Chart and figure data
- - - - - - -
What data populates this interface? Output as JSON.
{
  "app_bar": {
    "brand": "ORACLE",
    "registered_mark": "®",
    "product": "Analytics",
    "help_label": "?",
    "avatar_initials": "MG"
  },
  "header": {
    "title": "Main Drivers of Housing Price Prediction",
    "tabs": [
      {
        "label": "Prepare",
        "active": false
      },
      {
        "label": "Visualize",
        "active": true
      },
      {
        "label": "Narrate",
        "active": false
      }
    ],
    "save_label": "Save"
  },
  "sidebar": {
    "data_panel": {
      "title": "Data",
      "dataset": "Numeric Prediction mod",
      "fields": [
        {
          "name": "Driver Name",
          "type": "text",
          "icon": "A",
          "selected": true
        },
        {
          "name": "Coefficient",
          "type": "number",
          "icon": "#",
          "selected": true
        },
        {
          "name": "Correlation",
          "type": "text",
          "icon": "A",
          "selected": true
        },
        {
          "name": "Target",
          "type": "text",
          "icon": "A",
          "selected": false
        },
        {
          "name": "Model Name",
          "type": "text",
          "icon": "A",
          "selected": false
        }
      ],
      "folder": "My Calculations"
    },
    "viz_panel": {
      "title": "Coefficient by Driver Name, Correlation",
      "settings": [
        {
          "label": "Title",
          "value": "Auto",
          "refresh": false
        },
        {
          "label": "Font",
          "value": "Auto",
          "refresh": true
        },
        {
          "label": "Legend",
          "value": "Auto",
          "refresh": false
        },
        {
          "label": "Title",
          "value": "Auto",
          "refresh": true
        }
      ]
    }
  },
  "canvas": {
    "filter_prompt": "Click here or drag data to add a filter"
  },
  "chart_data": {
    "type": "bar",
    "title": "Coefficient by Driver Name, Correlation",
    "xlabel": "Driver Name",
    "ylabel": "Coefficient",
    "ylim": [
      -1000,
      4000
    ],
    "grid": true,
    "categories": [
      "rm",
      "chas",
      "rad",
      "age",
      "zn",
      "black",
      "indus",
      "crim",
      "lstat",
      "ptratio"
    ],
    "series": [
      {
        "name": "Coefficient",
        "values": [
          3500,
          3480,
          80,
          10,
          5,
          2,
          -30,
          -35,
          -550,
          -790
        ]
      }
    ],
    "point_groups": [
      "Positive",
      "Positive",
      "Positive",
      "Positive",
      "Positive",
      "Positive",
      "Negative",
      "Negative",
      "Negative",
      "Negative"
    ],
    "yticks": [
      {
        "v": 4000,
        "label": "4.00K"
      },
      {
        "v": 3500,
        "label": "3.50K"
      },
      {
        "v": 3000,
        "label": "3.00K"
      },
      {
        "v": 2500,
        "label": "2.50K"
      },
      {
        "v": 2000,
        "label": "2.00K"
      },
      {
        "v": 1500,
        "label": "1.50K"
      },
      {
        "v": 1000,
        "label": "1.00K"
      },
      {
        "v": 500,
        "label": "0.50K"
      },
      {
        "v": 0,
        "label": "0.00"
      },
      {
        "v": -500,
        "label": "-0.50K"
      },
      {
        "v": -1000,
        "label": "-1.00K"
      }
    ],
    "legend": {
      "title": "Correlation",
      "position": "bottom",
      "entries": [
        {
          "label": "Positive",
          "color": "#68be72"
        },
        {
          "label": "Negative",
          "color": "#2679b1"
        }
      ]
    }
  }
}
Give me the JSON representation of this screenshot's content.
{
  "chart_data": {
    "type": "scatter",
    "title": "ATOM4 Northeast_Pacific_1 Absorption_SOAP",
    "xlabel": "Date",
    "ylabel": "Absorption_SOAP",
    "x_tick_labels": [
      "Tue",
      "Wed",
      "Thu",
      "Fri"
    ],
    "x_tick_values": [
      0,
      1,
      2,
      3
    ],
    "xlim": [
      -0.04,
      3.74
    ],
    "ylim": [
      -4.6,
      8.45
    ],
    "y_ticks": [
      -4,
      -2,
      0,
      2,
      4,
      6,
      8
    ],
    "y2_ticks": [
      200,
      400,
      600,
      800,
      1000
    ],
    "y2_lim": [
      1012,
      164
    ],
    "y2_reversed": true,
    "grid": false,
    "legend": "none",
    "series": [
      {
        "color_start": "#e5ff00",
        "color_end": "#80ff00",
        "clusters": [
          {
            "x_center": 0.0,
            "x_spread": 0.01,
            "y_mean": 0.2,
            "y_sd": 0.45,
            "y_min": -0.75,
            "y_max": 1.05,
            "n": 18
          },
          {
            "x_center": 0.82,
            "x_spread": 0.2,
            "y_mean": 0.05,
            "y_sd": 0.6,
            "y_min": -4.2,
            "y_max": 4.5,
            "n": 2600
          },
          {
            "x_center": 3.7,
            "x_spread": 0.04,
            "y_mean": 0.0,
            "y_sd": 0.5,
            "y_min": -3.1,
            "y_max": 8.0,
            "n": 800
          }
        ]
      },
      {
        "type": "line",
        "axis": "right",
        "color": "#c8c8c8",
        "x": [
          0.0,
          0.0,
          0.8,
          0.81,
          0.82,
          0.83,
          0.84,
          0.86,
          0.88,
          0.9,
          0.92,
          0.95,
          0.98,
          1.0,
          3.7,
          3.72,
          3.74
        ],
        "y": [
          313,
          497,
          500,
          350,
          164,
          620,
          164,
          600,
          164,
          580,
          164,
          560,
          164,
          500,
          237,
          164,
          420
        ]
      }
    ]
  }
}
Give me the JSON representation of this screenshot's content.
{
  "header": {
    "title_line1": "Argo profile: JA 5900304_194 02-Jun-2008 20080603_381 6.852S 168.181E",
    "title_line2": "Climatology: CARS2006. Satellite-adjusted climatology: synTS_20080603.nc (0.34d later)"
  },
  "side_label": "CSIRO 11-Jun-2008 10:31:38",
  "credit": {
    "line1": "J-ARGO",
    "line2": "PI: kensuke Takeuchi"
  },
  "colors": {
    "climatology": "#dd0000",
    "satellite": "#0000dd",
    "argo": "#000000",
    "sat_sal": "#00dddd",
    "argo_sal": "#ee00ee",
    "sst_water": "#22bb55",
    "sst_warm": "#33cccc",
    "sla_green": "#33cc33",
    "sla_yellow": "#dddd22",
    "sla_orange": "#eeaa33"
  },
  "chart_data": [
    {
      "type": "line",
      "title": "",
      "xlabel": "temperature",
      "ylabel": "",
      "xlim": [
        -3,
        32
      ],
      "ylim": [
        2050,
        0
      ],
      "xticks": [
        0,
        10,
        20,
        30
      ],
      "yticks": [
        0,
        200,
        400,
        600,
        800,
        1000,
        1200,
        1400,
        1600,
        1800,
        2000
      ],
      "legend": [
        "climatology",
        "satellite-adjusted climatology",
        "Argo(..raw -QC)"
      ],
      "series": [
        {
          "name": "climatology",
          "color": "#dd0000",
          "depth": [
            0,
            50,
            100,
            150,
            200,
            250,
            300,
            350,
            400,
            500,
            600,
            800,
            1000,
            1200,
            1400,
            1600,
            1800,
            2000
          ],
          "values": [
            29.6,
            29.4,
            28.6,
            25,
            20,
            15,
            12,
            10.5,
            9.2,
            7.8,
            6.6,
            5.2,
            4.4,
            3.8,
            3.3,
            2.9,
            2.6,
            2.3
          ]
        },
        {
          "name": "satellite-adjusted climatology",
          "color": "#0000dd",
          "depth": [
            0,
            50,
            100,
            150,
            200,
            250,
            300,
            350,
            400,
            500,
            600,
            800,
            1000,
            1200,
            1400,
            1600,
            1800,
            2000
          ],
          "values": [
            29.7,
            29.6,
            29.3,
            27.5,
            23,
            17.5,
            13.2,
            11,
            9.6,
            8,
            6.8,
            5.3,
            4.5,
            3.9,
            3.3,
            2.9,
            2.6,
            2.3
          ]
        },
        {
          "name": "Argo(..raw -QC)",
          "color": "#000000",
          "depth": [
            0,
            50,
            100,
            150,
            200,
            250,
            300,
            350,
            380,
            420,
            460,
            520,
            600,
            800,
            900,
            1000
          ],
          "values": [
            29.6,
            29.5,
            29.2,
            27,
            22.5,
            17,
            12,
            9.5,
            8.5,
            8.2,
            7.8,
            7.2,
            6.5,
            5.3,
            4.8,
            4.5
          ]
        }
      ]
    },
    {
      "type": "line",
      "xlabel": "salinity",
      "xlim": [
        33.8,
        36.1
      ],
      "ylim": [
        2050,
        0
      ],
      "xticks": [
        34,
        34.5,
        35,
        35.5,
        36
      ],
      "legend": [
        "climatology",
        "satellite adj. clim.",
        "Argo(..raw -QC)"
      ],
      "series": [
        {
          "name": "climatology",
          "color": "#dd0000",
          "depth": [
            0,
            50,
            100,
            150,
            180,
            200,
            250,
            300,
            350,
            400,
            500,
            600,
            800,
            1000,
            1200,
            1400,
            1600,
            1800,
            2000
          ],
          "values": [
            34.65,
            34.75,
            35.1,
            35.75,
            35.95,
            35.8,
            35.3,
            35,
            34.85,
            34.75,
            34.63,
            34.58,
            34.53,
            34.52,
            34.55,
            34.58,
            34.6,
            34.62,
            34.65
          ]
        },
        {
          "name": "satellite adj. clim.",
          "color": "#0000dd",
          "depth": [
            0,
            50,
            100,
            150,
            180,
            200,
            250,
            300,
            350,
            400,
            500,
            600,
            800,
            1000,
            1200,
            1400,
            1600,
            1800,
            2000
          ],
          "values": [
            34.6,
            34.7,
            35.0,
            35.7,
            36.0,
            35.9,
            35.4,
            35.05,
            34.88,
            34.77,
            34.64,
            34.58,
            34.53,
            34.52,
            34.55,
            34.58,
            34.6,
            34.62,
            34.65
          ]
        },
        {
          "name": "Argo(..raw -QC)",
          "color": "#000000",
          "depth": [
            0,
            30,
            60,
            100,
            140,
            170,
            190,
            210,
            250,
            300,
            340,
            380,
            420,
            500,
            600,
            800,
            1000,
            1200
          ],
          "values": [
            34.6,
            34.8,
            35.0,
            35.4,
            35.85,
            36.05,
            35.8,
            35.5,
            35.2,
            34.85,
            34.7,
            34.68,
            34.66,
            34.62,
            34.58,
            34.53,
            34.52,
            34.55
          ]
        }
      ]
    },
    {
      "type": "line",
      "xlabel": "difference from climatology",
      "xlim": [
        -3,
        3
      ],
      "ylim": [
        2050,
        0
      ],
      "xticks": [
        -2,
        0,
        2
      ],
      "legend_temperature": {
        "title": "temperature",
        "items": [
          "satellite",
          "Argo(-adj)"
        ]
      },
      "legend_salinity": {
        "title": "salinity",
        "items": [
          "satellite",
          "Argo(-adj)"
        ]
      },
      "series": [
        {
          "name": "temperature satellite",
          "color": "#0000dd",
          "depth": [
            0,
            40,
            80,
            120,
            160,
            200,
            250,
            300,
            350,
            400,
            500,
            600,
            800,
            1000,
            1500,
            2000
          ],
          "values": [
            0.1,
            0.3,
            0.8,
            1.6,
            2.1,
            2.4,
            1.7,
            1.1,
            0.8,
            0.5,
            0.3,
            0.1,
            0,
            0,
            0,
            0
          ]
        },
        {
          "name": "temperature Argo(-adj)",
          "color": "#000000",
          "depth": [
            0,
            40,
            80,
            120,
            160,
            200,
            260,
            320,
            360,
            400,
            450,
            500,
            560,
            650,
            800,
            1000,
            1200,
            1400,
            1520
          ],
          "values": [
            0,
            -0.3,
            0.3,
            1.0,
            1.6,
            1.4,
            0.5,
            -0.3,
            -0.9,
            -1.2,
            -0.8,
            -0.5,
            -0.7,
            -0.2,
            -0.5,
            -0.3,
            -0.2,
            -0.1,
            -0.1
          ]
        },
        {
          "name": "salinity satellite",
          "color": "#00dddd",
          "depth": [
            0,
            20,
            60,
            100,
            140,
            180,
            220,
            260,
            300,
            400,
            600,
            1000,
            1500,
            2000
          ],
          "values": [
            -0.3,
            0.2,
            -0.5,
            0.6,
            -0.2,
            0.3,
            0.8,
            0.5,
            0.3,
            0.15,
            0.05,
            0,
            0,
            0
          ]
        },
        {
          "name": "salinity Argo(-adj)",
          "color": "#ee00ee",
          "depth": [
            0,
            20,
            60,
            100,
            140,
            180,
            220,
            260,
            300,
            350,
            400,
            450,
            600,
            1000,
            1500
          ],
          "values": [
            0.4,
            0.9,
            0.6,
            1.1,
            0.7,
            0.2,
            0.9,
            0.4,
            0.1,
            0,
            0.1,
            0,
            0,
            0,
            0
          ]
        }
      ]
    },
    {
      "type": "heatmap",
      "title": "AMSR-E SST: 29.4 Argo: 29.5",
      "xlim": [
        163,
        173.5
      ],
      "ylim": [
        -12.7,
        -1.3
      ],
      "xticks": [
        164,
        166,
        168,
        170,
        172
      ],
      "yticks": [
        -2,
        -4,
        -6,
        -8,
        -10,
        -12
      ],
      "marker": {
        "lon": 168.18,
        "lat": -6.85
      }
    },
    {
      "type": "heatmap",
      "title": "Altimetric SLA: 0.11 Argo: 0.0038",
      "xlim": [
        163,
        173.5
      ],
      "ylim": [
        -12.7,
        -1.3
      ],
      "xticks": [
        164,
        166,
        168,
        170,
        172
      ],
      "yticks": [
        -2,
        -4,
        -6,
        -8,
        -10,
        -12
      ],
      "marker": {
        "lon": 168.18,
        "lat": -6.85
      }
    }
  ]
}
- - - - - - -
• [WHAT IS ASKED] Filter for "climatology". Return all lines that hold it.

• [RESULT OF THIS TASK]
    "title_line2": "Climatology: CARS2006. Satellite-adjusted climatology: synTS_20080603.nc (0.34d later)"
    "climatology": "#dd0000",
        "climatology",
        "satellite-adjusted climatology",
          "name": "climatology",
          "name": "satellite-adjusted climatology",
        "climatology",
          "name": "climatology",
      "xlabel": "difference from climatology",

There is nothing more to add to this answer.